— start of Exercise materials —

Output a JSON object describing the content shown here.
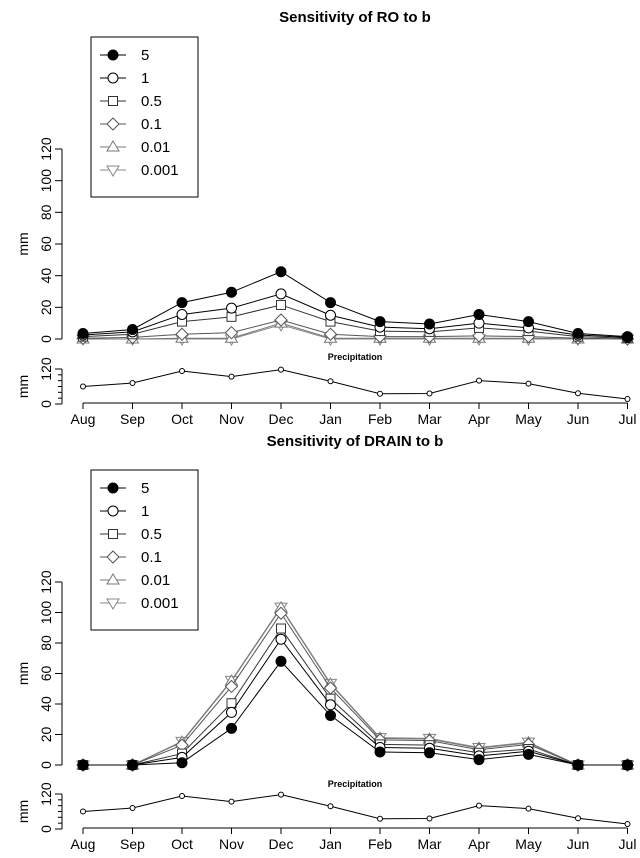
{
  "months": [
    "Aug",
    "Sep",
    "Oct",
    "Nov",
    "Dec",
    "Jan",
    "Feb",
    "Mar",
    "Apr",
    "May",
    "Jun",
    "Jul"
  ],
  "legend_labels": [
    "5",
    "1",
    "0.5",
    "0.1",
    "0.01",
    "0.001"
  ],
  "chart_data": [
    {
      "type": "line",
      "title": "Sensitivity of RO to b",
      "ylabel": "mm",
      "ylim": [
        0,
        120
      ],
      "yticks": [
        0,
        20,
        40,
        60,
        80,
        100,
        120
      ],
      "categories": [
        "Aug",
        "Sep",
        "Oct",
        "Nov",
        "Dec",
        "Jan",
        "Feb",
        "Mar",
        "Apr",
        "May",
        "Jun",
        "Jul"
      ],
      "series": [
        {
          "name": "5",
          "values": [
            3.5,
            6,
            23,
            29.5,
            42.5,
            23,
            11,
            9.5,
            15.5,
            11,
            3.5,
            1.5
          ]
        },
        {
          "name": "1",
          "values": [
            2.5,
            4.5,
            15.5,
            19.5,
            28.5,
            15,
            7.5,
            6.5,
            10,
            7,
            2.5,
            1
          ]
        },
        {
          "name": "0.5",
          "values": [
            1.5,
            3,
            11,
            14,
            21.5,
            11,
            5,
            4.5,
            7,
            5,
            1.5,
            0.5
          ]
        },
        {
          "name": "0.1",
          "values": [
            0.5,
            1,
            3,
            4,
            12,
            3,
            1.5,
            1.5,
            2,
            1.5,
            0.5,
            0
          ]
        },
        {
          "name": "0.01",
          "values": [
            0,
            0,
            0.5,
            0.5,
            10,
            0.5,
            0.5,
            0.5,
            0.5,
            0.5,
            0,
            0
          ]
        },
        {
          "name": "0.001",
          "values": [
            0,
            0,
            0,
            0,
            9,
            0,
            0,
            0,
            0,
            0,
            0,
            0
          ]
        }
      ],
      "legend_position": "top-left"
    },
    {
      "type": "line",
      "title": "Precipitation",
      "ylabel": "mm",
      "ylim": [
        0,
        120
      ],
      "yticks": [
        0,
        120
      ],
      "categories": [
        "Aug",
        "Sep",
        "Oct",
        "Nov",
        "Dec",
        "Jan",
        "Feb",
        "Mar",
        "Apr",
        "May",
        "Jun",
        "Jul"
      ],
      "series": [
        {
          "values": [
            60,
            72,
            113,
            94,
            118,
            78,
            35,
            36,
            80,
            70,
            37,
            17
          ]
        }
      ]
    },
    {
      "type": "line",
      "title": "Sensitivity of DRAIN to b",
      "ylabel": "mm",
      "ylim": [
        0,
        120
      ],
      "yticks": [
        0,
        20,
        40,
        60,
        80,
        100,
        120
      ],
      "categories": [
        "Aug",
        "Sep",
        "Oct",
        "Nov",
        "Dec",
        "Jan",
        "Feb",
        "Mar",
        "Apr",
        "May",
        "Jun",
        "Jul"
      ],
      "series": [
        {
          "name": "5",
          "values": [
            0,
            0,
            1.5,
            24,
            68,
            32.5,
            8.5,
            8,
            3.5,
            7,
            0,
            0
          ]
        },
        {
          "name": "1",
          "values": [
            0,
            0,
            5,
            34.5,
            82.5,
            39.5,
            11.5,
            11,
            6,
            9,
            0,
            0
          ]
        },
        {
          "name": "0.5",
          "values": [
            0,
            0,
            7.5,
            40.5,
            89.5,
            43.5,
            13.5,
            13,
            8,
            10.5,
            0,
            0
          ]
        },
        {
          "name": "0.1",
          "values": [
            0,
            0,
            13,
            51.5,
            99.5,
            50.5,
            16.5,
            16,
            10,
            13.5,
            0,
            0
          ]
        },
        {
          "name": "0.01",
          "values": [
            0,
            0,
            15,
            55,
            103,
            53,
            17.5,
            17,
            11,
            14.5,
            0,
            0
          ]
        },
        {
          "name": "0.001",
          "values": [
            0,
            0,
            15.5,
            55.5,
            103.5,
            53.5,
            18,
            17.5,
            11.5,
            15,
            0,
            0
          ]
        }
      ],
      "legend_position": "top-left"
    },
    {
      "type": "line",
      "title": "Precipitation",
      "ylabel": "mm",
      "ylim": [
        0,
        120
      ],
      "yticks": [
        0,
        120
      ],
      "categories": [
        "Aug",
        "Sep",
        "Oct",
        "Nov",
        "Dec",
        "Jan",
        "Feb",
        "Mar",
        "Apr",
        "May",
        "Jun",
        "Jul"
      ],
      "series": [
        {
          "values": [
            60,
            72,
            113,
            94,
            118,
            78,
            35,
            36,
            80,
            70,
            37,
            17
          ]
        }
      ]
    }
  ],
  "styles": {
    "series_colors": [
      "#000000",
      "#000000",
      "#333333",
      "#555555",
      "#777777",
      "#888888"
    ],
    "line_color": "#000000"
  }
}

— end of Exercise materials —

**Set problem**. Print all of the records shown above exactly, leaving out each picture.

**Answer to this exercise**.
Output a JSON object describing the content shown here.
{
  "months": [
    "Aug",
    "Sep",
    "Oct",
    "Nov",
    "Dec",
    "Jan",
    "Feb",
    "Mar",
    "Apr",
    "May",
    "Jun",
    "Jul"
  ],
  "legend_labels": [
    "5",
    "1",
    "0.5",
    "0.1",
    "0.01",
    "0.001"
  ],
  "chart_data": [
    {
      "type": "line",
      "title": "Sensitivity of RO to b",
      "ylabel": "mm",
      "ylim": [
        0,
        120
      ],
      "yticks": [
        0,
        20,
        40,
        60,
        80,
        100,
        120
      ],
      "categories": [
        "Aug",
        "Sep",
        "Oct",
        "Nov",
        "Dec",
        "Jan",
        "Feb",
        "Mar",
        "Apr",
        "May",
        "Jun",
        "Jul"
      ],
      "series": [
        {
          "name": "5",
          "values": [
            3.5,
            6,
            23,
            29.5,
            42.5,
            23,
            11,
            9.5,
            15.5,
            11,
            3.5,
            1.5
          ]
        },
        {
          "name": "1",
          "values": [
            2.5,
            4.5,
            15.5,
            19.5,
            28.5,
            15,
            7.5,
            6.5,
            10,
            7,
            2.5,
            1
          ]
        },
        {
          "name": "0.5",
          "values": [
            1.5,
            3,
            11,
            14,
            21.5,
            11,
            5,
            4.5,
            7,
            5,
            1.5,
            0.5
          ]
        },
        {
          "name": "0.1",
          "values": [
            0.5,
            1,
            3,
            4,
            12,
            3,
            1.5,
            1.5,
            2,
            1.5,
            0.5,
            0
          ]
        },
        {
          "name": "0.01",
          "values": [
            0,
            0,
            0.5,
            0.5,
            10,
            0.5,
            0.5,
            0.5,
            0.5,
            0.5,
            0,
            0
          ]
        },
        {
          "name": "0.001",
          "values": [
            0,
            0,
            0,
            0,
            9,
            0,
            0,
            0,
            0,
            0,
            0,
            0
          ]
        }
      ],
      "legend_position": "top-left"
    },
    {
      "type": "line",
      "title": "Precipitation",
      "ylabel": "mm",
      "ylim": [
        0,
        120
      ],
      "yticks": [
        0,
        120
      ],
      "categories": [
        "Aug",
        "Sep",
        "Oct",
        "Nov",
        "Dec",
        "Jan",
        "Feb",
        "Mar",
        "Apr",
        "May",
        "Jun",
        "Jul"
      ],
      "series": [
        {
          "values": [
            60,
            72,
            113,
            94,
            118,
            78,
            35,
            36,
            80,
            70,
            37,
            17
          ]
        }
      ]
    },
    {
      "type": "line",
      "title": "Sensitivity of DRAIN to b",
      "ylabel": "mm",
      "ylim": [
        0,
        120
      ],
      "yticks": [
        0,
        20,
        40,
        60,
        80,
        100,
        120
      ],
      "categories": [
        "Aug",
        "Sep",
        "Oct",
        "Nov",
        "Dec",
        "Jan",
        "Feb",
        "Mar",
        "Apr",
        "May",
        "Jun",
        "Jul"
      ],
      "series": [
        {
          "name": "5",
          "values": [
            0,
            0,
            1.5,
            24,
            68,
            32.5,
            8.5,
            8,
            3.5,
            7,
            0,
            0
          ]
        },
        {
          "name": "1",
          "values": [
            0,
            0,
            5,
            34.5,
            82.5,
            39.5,
            11.5,
            11,
            6,
            9,
            0,
            0
          ]
        },
        {
          "name": "0.5",
          "values": [
            0,
            0,
            7.5,
            40.5,
            89.5,
            43.5,
            13.5,
            13,
            8,
            10.5,
            0,
            0
          ]
        },
        {
          "name": "0.1",
          "values": [
            0,
            0,
            13,
            51.5,
            99.5,
            50.5,
            16.5,
            16,
            10,
            13.5,
            0,
            0
          ]
        },
        {
          "name": "0.01",
          "values": [
            0,
            0,
            15,
            55,
            103,
            53,
            17.5,
            17,
            11,
            14.5,
            0,
            0
          ]
        },
        {
          "name": "0.001",
          "values": [
            0,
            0,
            15.5,
            55.5,
            103.5,
            53.5,
            18,
            17.5,
            11.5,
            15,
            0,
            0
          ]
        }
      ],
      "legend_position": "top-left"
    },
    {
      "type": "line",
      "title": "Precipitation",
      "ylabel": "mm",
      "ylim": [
        0,
        120
      ],
      "yticks": [
        0,
        120
      ],
      "categories": [
        "Aug",
        "Sep",
        "Oct",
        "Nov",
        "Dec",
        "Jan",
        "Feb",
        "Mar",
        "Apr",
        "May",
        "Jun",
        "Jul"
      ],
      "series": [
        {
          "values": [
            60,
            72,
            113,
            94,
            118,
            78,
            35,
            36,
            80,
            70,
            37,
            17
          ]
        }
      ]
    }
  ],
  "styles": {
    "series_colors": [
      "#000000",
      "#000000",
      "#333333",
      "#555555",
      "#777777",
      "#888888"
    ],
    "line_color": "#000000"
  }
}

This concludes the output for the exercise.